▶ **REQUEST**
Search the listing for the string "Rosemarie" and copy every line that contains it.

▶ **INPUT FOR THIS TASK**

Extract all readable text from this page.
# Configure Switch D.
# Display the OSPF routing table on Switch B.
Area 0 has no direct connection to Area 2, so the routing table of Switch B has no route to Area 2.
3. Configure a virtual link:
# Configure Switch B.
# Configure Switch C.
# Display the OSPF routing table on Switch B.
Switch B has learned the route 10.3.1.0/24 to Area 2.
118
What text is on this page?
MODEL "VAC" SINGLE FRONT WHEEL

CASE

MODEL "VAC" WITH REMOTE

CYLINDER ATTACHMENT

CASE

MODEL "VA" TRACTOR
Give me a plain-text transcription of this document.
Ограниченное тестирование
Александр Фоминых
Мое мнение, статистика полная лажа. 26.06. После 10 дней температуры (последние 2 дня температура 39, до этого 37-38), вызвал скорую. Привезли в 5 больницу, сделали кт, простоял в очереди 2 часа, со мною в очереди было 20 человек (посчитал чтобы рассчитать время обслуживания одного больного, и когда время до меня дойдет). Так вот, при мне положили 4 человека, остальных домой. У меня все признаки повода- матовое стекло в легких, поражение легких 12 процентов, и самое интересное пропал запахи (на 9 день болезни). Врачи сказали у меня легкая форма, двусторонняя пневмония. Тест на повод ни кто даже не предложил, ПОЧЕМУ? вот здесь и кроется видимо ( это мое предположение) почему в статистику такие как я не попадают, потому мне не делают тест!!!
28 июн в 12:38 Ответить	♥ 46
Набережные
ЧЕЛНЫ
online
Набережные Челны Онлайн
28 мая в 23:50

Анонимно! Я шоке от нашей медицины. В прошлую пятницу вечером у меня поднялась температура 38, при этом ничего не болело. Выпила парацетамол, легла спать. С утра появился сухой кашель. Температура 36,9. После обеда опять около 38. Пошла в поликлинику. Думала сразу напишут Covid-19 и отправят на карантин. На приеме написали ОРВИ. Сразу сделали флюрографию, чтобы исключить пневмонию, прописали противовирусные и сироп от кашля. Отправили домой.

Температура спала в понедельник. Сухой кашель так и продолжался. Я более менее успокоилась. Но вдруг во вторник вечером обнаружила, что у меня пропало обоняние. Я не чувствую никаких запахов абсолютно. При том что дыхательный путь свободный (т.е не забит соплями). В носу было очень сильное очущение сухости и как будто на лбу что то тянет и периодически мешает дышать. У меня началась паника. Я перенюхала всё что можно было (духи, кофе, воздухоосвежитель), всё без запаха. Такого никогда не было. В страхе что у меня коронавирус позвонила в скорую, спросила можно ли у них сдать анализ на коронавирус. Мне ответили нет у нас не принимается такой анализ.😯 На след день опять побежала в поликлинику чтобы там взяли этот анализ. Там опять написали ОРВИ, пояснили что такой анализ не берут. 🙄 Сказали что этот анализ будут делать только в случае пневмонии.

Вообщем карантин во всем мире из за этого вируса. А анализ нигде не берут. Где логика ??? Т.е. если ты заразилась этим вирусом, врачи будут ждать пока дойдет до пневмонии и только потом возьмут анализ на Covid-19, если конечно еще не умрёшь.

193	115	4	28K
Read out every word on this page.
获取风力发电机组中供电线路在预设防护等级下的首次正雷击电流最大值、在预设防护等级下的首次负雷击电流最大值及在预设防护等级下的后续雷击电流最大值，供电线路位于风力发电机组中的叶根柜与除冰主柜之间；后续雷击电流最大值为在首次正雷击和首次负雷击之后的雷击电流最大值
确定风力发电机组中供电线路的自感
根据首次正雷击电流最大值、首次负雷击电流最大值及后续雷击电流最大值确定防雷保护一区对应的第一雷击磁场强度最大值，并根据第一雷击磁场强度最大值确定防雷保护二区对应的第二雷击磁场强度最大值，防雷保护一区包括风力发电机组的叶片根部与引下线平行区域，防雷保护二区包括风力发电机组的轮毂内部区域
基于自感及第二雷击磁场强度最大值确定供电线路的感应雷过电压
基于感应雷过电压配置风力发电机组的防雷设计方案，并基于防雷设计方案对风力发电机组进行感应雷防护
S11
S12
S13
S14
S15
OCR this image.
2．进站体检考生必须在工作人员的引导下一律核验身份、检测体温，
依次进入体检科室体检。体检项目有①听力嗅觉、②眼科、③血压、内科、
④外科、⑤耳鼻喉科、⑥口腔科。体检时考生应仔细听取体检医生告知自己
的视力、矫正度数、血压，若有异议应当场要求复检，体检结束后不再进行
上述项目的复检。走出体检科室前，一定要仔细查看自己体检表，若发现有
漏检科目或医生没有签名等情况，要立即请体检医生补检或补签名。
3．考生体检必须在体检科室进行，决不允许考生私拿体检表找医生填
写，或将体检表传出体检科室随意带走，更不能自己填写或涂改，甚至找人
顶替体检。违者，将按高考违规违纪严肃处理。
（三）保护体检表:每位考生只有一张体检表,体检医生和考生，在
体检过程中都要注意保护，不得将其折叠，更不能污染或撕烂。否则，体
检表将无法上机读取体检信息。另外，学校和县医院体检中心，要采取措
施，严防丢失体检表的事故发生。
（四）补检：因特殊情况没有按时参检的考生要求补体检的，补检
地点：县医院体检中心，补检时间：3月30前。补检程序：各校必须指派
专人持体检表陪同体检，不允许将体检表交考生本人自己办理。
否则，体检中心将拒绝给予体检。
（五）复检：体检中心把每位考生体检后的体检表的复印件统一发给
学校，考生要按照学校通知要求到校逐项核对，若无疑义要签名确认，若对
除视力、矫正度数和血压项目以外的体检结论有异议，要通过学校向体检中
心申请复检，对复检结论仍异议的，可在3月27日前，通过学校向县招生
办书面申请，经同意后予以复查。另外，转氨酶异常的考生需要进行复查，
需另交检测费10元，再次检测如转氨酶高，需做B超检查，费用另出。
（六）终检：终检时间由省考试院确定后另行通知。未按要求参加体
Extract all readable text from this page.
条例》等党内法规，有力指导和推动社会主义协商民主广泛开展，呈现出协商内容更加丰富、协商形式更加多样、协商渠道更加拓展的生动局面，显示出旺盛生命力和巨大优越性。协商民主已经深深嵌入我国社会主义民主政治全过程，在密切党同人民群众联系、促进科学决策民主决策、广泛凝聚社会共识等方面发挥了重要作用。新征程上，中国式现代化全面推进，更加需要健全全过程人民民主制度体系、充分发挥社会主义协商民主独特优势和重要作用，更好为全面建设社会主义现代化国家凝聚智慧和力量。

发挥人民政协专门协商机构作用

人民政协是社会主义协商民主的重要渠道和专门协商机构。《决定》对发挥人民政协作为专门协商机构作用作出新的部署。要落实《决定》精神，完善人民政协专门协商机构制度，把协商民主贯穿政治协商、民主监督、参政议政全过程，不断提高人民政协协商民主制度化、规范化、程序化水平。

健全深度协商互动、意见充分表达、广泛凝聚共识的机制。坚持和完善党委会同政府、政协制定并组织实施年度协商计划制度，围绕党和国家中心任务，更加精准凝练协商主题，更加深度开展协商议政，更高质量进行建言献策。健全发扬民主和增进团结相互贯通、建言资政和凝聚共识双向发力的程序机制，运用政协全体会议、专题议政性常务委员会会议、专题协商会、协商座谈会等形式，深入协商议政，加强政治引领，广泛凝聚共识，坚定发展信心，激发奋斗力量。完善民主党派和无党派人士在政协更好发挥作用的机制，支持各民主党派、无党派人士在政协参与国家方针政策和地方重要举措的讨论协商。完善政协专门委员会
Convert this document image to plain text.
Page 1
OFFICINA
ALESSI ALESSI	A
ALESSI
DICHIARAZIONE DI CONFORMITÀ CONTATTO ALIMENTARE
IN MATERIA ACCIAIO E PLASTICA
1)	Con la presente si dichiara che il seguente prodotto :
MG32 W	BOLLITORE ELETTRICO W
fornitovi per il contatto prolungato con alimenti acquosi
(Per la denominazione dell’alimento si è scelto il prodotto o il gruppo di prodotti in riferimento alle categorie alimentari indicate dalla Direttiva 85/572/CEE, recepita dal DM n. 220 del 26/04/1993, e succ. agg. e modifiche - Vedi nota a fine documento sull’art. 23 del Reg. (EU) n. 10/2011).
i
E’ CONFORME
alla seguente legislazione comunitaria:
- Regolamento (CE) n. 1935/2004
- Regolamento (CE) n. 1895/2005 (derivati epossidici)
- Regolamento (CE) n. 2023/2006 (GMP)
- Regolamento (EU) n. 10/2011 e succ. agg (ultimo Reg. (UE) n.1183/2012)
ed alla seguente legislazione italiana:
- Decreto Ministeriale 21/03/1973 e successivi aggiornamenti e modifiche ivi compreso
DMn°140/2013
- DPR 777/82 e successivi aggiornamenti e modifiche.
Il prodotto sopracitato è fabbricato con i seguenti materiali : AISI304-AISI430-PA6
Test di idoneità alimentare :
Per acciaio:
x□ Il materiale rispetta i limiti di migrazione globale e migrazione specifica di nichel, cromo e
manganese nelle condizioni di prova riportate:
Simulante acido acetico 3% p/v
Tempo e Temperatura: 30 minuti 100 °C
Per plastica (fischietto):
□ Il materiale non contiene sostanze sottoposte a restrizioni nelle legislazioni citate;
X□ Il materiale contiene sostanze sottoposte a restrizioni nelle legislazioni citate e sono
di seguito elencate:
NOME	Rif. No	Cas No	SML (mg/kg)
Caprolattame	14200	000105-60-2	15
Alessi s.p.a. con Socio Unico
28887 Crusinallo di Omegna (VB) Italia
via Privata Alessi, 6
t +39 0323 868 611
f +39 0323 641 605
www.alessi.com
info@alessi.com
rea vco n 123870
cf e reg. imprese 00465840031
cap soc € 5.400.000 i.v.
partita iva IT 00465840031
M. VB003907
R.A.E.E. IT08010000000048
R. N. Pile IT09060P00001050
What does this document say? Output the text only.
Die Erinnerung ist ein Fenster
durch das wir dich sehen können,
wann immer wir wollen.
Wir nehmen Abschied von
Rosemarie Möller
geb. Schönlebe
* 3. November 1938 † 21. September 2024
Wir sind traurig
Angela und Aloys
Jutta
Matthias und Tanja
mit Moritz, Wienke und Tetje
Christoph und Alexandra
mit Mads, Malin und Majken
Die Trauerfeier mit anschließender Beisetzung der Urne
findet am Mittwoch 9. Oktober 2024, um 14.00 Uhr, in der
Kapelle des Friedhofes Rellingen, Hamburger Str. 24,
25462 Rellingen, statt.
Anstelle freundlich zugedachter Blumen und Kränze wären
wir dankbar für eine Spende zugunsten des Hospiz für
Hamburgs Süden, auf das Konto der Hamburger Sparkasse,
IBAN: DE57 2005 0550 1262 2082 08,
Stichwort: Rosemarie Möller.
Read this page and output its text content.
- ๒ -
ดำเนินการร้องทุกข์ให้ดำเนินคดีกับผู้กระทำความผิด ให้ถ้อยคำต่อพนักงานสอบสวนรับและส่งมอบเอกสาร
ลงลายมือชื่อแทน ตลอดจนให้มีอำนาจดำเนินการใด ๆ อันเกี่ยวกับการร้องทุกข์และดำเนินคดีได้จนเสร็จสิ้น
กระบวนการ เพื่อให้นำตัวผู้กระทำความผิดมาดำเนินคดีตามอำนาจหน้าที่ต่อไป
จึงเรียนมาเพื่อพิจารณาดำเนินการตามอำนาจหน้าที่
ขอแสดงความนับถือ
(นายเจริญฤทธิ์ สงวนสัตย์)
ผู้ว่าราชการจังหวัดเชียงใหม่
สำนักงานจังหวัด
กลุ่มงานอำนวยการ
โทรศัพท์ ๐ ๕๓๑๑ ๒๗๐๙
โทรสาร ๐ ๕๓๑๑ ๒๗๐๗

▶ **TASK RESPONSE**
Rosemarie Möller
Stichwort: Rosemarie Möller.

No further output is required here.